The other day, Isobel was preforming gymnastics in the living room complete with loud thumps and giggles.
"Izzy," I said. "No more. You're shaking the whole house."
As expected, my words fell on deaf ears and she continued her tumbling and thumping and laughing.
"Izzy," I said more forcefully (though not quite through gritted teeth.) "ENOUGH."
She looked to Mrs. Narrator, fully expecting her to berate me for shouting or to say that 'She's just playing' as she has many times before.
"You heard your Father, knock it off." was instead her reply.
Izzy stood there as though someone had put a turd in her Hello Kitty Purse. She must not have believed what she heard or collapsed out of shock because she hit the floor again with a loud thud.
"Izzy, stop it." Mrs. Narrator said forcefully.
I must have had an equally shocked look on my face.
"What?" she asked.
The biggest issue of behaviour and punishment being meted out between The Boy and I are the video game systems. Specifically the cessation of play and the putting away of said video games. Like any lover of video games, he wants to continue to play them, long past bed time. Just over the next hill or just to the next check point. I have used the same excuse myself. But when it's time to put it away, it is time. When he gets frustrated with the game however, logic goes out the window and so does the listening. In the normal course of things, he will walk upstairs without cleaning anything up and I will tell him that he has lost it for an indeterminate amount of time only to be contradicted by Momma Bear...in the normal run of things...

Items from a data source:
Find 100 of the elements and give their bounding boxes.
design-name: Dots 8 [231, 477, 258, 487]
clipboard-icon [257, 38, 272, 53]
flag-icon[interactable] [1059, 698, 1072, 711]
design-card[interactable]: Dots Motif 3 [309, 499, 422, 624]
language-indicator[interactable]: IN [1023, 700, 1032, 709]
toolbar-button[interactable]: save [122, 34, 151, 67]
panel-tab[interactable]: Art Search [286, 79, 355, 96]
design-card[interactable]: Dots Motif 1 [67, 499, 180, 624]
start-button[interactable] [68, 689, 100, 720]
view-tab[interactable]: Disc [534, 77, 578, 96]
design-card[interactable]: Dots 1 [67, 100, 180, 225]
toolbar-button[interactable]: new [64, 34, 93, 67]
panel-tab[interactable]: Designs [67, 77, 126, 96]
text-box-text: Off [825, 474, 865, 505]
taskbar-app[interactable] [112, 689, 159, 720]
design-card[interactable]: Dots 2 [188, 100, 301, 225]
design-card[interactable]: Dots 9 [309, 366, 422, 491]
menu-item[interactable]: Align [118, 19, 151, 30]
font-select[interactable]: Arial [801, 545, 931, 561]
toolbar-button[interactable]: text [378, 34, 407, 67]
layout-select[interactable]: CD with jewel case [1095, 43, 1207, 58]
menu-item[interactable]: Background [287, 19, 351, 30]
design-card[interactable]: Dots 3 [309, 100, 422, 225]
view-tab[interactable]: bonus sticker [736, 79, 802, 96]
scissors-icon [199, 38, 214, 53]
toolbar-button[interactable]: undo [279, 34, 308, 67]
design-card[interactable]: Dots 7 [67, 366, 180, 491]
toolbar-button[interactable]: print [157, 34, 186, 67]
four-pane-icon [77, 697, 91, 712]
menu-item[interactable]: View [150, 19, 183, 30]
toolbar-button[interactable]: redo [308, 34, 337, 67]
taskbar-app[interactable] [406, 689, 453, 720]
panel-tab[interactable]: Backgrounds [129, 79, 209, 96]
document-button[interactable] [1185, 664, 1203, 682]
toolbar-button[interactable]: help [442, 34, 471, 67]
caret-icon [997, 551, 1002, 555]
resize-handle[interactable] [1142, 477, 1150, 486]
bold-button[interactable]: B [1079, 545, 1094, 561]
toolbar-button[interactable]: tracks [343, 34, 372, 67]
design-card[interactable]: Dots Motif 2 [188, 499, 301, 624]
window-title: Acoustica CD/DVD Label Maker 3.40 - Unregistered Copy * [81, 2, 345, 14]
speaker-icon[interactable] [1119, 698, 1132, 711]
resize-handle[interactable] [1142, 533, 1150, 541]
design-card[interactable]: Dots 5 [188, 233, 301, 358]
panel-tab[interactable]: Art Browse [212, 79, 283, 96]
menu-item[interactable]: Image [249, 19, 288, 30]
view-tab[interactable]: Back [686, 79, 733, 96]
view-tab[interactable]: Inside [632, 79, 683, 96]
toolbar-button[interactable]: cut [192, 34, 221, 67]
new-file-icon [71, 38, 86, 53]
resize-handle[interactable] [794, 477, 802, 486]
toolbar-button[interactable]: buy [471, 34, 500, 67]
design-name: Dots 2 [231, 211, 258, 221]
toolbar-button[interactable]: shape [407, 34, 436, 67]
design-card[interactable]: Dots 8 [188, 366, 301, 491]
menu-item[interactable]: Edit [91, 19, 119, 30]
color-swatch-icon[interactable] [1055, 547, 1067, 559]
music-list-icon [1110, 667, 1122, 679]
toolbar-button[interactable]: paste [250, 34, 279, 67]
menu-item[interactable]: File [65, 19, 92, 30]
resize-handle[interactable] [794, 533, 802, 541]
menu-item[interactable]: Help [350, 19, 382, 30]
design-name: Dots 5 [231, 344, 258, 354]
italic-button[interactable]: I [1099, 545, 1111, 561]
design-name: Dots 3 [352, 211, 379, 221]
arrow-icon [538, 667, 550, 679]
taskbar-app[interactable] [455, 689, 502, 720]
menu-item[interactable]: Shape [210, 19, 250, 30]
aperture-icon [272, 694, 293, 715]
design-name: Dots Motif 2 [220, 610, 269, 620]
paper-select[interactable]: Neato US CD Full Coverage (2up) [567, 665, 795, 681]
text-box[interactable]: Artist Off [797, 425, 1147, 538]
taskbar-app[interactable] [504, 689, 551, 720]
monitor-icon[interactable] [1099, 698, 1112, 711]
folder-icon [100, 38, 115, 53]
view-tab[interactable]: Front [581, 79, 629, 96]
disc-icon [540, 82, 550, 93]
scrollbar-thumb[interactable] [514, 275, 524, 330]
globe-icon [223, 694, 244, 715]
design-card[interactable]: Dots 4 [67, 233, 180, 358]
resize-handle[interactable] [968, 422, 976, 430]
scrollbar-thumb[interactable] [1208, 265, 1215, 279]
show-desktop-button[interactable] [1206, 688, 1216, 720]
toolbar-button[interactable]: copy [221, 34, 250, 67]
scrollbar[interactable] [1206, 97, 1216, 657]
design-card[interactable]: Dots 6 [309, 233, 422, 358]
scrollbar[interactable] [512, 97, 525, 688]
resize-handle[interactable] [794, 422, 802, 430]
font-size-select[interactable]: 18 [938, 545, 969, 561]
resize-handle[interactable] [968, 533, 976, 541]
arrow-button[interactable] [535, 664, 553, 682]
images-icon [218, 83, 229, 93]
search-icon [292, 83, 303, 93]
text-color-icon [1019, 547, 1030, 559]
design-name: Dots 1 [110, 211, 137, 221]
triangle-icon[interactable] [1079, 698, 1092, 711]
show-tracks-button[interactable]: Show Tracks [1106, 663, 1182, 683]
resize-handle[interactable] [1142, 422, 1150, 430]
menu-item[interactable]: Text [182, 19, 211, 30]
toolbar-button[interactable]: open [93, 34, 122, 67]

==

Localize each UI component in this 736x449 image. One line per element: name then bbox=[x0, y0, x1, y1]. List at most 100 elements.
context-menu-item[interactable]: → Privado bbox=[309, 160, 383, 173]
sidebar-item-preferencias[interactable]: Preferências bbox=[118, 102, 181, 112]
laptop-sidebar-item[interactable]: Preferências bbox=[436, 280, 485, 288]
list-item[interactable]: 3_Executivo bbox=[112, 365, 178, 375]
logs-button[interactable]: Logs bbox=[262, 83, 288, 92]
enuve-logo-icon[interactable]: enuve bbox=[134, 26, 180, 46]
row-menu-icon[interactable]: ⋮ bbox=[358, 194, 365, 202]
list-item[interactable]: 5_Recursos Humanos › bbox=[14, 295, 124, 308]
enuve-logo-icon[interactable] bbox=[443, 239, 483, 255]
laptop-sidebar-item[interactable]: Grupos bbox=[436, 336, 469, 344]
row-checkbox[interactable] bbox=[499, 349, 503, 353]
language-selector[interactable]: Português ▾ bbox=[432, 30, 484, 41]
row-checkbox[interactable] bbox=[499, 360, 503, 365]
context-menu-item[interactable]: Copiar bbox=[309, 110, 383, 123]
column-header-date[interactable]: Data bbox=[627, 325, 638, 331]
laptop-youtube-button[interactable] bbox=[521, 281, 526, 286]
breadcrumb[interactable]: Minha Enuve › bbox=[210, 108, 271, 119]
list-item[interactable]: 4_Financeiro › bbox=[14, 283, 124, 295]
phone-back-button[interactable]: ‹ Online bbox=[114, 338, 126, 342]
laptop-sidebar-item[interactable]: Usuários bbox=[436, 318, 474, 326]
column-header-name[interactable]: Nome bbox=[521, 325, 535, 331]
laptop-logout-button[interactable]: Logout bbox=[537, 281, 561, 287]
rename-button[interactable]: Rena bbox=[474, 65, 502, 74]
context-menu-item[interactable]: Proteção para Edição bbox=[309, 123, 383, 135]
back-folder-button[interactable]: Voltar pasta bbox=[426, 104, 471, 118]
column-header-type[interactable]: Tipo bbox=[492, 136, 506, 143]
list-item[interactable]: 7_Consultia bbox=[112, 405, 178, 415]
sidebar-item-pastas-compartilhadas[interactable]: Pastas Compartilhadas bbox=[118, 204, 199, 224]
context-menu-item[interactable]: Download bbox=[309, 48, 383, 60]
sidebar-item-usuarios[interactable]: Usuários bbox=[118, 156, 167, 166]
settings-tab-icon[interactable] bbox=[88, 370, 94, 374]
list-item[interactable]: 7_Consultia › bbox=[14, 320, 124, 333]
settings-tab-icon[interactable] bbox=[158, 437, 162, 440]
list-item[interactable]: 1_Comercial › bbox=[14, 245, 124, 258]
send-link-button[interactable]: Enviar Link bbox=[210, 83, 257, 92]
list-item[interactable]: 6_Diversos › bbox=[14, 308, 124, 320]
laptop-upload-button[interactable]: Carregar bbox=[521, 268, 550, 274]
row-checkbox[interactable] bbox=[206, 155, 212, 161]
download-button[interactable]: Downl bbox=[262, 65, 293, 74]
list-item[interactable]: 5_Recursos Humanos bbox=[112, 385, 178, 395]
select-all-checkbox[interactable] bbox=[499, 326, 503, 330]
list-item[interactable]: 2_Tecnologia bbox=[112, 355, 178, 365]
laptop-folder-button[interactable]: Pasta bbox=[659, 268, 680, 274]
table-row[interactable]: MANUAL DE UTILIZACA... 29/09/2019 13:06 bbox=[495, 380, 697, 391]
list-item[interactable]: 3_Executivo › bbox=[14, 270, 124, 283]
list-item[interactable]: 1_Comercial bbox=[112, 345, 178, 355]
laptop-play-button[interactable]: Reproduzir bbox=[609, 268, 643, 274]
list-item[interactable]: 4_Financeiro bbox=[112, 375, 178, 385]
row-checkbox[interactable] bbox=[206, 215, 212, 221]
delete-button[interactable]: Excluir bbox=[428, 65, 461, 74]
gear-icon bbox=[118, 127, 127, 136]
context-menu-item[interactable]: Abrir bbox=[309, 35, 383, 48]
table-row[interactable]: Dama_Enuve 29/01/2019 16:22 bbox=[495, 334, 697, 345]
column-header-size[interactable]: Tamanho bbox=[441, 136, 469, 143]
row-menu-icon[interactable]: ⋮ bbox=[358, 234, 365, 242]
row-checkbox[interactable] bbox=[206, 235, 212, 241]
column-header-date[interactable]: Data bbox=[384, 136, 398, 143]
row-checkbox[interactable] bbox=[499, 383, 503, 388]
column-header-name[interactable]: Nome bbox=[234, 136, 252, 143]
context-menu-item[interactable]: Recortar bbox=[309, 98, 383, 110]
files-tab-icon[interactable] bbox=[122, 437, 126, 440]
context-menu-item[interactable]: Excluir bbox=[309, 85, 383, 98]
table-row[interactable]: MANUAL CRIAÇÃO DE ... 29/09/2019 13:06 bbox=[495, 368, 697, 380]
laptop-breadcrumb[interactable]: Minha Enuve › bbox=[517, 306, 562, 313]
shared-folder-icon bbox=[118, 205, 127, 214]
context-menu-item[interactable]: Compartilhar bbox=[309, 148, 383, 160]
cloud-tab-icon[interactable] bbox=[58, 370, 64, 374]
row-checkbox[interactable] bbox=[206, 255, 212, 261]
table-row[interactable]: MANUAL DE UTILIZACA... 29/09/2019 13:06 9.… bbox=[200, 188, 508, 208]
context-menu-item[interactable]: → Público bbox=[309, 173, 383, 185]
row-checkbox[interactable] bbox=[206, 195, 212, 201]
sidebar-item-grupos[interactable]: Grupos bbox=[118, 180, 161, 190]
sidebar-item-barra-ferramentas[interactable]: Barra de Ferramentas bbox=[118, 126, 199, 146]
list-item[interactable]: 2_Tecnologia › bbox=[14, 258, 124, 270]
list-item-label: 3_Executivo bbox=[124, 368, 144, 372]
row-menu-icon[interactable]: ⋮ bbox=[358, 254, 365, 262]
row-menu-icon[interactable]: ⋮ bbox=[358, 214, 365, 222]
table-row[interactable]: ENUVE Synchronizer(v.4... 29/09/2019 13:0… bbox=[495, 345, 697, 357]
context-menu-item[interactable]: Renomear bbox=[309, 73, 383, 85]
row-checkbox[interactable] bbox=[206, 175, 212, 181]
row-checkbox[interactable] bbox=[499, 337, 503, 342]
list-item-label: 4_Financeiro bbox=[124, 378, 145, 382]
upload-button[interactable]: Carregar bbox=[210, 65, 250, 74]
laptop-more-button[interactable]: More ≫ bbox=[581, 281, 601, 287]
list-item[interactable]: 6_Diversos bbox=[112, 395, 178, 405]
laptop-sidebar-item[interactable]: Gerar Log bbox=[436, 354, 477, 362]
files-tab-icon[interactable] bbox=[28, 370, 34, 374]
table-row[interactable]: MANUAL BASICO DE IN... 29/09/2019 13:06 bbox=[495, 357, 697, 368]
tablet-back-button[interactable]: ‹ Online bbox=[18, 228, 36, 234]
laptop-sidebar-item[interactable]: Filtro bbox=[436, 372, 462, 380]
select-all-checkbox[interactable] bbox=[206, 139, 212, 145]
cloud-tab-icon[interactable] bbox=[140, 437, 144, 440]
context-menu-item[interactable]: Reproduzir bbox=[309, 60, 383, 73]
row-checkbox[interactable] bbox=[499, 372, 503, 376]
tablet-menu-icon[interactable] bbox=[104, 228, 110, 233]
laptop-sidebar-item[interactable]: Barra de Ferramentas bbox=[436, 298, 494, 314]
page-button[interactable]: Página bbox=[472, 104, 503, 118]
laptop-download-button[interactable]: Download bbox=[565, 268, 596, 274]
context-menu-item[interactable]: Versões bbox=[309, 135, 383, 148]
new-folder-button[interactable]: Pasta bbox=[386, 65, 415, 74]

#### What to work on
a) In the post, what is named as the biggest issue of behavior and punishment between the narrator and The Boy?
b) Copy out the listing lines starting at the one containing "Find 100 of" and ending at the one containing "menu-item[interactable]: Align [118, 19, 151, 30]".
The listing is unrelated to the post.

#### Task solutions
a) The video game systems.

b)
Find 100 of the elements and give their bounding boxes.
design-name: Dots 8 [231, 477, 258, 487]
clipboard-icon [257, 38, 272, 53]
flag-icon[interactable] [1059, 698, 1072, 711]
design-card[interactable]: Dots Motif 3 [309, 499, 422, 624]
language-indicator[interactable]: IN [1023, 700, 1032, 709]
toolbar-button[interactable]: save [122, 34, 151, 67]
panel-tab[interactable]: Art Search [286, 79, 355, 96]
design-card[interactable]: Dots Motif 1 [67, 499, 180, 624]
start-button[interactable] [68, 689, 100, 720]
view-tab[interactable]: Disc [534, 77, 578, 96]
design-card[interactable]: Dots 1 [67, 100, 180, 225]
toolbar-button[interactable]: new [64, 34, 93, 67]
panel-tab[interactable]: Designs [67, 77, 126, 96]
text-box-text: Off [825, 474, 865, 505]
taskbar-app[interactable] [112, 689, 159, 720]
design-card[interactable]: Dots 2 [188, 100, 301, 225]
design-card[interactable]: Dots 9 [309, 366, 422, 491]
menu-item[interactable]: Align [118, 19, 151, 30]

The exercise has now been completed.